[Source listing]
※

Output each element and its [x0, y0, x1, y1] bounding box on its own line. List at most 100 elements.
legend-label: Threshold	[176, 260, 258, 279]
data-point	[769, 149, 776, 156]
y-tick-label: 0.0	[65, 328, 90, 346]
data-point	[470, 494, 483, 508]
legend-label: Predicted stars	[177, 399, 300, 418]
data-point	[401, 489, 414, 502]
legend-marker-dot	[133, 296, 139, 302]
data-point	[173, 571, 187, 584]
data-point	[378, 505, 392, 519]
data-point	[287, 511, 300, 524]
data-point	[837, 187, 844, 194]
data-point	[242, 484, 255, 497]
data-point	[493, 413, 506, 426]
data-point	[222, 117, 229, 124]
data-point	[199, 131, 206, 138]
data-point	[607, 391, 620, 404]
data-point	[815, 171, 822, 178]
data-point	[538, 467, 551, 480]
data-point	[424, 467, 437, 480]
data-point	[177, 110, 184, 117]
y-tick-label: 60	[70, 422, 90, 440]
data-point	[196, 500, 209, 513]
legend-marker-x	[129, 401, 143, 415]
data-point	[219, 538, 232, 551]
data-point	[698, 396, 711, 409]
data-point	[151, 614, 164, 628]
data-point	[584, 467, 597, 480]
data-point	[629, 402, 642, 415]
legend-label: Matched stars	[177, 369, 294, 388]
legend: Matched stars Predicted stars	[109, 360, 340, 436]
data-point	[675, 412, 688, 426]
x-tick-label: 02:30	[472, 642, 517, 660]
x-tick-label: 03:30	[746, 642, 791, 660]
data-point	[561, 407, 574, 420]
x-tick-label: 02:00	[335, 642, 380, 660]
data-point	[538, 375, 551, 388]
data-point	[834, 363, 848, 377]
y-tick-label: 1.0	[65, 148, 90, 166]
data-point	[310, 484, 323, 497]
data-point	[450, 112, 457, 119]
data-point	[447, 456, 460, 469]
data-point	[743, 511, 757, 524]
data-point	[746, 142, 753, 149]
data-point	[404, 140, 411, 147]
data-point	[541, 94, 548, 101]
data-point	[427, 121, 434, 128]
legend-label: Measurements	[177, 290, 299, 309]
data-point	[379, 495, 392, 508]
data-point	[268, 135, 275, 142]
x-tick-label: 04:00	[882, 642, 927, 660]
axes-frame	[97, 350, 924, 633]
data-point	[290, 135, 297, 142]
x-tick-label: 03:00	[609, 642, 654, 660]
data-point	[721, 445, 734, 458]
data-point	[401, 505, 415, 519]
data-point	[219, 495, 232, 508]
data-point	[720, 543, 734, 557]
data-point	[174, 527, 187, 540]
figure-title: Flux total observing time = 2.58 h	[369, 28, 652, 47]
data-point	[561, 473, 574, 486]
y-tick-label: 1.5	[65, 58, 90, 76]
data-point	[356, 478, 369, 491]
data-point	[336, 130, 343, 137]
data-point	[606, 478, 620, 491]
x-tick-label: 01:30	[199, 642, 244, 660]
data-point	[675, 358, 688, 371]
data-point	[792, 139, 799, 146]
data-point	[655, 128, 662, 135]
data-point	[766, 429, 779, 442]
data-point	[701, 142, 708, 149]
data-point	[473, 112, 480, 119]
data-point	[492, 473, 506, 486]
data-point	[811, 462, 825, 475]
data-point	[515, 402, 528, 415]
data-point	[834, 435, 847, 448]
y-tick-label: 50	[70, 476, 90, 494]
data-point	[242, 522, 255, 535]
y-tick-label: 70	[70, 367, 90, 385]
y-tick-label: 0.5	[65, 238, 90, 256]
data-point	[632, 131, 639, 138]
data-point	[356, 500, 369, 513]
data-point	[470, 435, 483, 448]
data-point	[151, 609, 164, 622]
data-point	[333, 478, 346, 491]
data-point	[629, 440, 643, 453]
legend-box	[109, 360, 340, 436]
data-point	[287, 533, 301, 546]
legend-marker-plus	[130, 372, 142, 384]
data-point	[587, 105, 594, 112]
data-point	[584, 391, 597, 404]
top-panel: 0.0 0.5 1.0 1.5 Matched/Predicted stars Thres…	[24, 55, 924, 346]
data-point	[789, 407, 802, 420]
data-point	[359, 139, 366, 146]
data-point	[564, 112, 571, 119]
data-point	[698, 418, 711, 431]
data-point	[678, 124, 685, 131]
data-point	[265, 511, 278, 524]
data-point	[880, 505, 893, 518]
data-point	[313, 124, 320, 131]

※

- [GOAL]: Arrange every line of the listing above as a Markdown table with the columns Row and Line. Number the rows in order and leave out blank lines.

- [SOLUTION FOR THIS EXERCISE]:
| Row | Line |
|---|---|
| 1 | Output each element and its [x0, y0, x1, y1] bounding box on its own line. List at most 100 elements. |
| 2 | legend-label: Threshold	[176, 260, 258, 279] |
| 3 | data-point	[769, 149, 776, 156] |
| 4 | y-tick-label: 0.0	[65, 328, 90, 346] |
| 5 | data-point	[470, 494, 483, 508] |
| 6 | legend-label: Predicted stars	[177, 399, 300, 418] |
| 7 | data-point	[401, 489, 414, 502] |
| 8 | legend-marker-dot	[133, 296, 139, 302] |
| 9 | data-point	[173, 571, 187, 584] |
| 10 | data-point	[378, 505, 392, 519] |
| 11 | data-point	[287, 511, 300, 524] |
| 12 | data-point	[837, 187, 844, 194] |
| 13 | data-point	[242, 484, 255, 497] |
| 14 | data-point	[493, 413, 506, 426] |
| 15 | data-point	[222, 117, 229, 124] |
| 16 | data-point	[199, 131, 206, 138] |
| 17 | data-point	[607, 391, 620, 404] |
| 18 | data-point	[815, 171, 822, 178] |
| 19 | data-point	[538, 467, 551, 480] |
| 20 | data-point	[424, 467, 437, 480] |
| 21 | data-point	[177, 110, 184, 117] |
| 22 | y-tick-label: 60	[70, 422, 90, 440] |
| 23 | data-point	[196, 500, 209, 513] |
| 24 | legend-marker-x	[129, 401, 143, 415] |
| 25 | data-point	[219, 538, 232, 551] |
| 26 | data-point	[698, 396, 711, 409] |
| 27 | data-point	[151, 614, 164, 628] |
| 28 | data-point	[584, 467, 597, 480] |
| 29 | data-point	[629, 402, 642, 415] |
| 30 | legend-label: Matched stars	[177, 369, 294, 388] |
| 31 | legend: Matched stars Predicted stars	[109, 360, 340, 436] |
| 32 | data-point	[675, 412, 688, 426] |
| 33 | x-tick-label: 02:30	[472, 642, 517, 660] |
| 34 | x-tick-label: 03:30	[746, 642, 791, 660] |
| 35 | data-point	[561, 407, 574, 420] |
| 36 | x-tick-label: 02:00	[335, 642, 380, 660] |
| 37 | data-point	[538, 375, 551, 388] |
| 38 | data-point	[834, 363, 848, 377] |
| 39 | y-tick-label: 1.0	[65, 148, 90, 166] |
| 40 | data-point	[310, 484, 323, 497] |
| 41 | data-point	[450, 112, 457, 119] |
| 42 | data-point	[447, 456, 460, 469] |
| 43 | data-point	[743, 511, 757, 524] |
| 44 | data-point	[746, 142, 753, 149] |
| 45 | data-point	[404, 140, 411, 147] |
| 46 | data-point	[541, 94, 548, 101] |
| 47 | data-point	[427, 121, 434, 128] |
| 48 | legend-label: Measurements	[177, 290, 299, 309] |
| 49 | data-point	[379, 495, 392, 508] |
| 50 | data-point	[268, 135, 275, 142] |
| 51 | x-tick-label: 04:00	[882, 642, 927, 660] |
| 52 | axes-frame	[97, 350, 924, 633] |
| 53 | data-point	[290, 135, 297, 142] |
| 54 | x-tick-label: 03:00	[609, 642, 654, 660] |
| 55 | data-point	[721, 445, 734, 458] |
| 56 | data-point	[401, 505, 415, 519] |
| 57 | data-point	[219, 495, 232, 508] |
| 58 | data-point	[720, 543, 734, 557] |
| 59 | data-point	[174, 527, 187, 540] |
| 60 | figure-title: Flux total observing time = 2.58 h	[369, 28, 652, 47] |
| 61 | data-point	[561, 473, 574, 486] |
| 62 | y-tick-label: 1.5	[65, 58, 90, 76] |
| 63 | data-point	[356, 478, 369, 491] |
| 64 | data-point	[336, 130, 343, 137] |
| 65 | data-point	[606, 478, 620, 491] |
| 66 | x-tick-label: 01:30	[199, 642, 244, 660] |
| 67 | data-point	[675, 358, 688, 371] |
| 68 | data-point	[792, 139, 799, 146] |
| 69 | data-point	[655, 128, 662, 135] |
| 70 | data-point	[766, 429, 779, 442] |
| 71 | data-point	[701, 142, 708, 149] |
| 72 | data-point	[473, 112, 480, 119] |
| 73 | data-point	[492, 473, 506, 486] |
| 74 | data-point	[811, 462, 825, 475] |
| 75 | data-point	[515, 402, 528, 415] |
| 76 | data-point	[834, 435, 847, 448] |
| 77 | y-tick-label: 50	[70, 476, 90, 494] |
| 78 | data-point	[242, 522, 255, 535] |
| 79 | y-tick-label: 70	[70, 367, 90, 385] |
| 80 | y-tick-label: 0.5	[65, 238, 90, 256] |
| 81 | data-point	[632, 131, 639, 138] |
| 82 | data-point	[356, 500, 369, 513] |
| 83 | data-point	[470, 435, 483, 448] |
| 84 | data-point	[151, 609, 164, 622] |
| 85 | data-point	[333, 478, 346, 491] |
| 86 | data-point	[629, 440, 643, 453] |
| 87 | legend-box	[109, 360, 340, 436] |
| 88 | data-point	[287, 533, 301, 546] |
| 89 | legend-marker-plus	[130, 372, 142, 384] |
| 90 | data-point	[587, 105, 594, 112] |
| 91 | data-point	[584, 391, 597, 404] |
| 92 | top-panel: 0.0 0.5 1.0 1.5 Matched/Predicted stars Thres…	[24, 55, 924, 346] |
| 93 | data-point	[789, 407, 802, 420] |
| 94 | data-point	[359, 139, 366, 146] |
| 95 | data-point	[564, 112, 571, 119] |
| 96 | data-point	[698, 418, 711, 431] |
| 97 | data-point	[678, 124, 685, 131] |
| 98 | data-point	[265, 511, 278, 524] |
| 99 | data-point	[880, 505, 893, 518] |
| 100 | data-point	[313, 124, 320, 131] |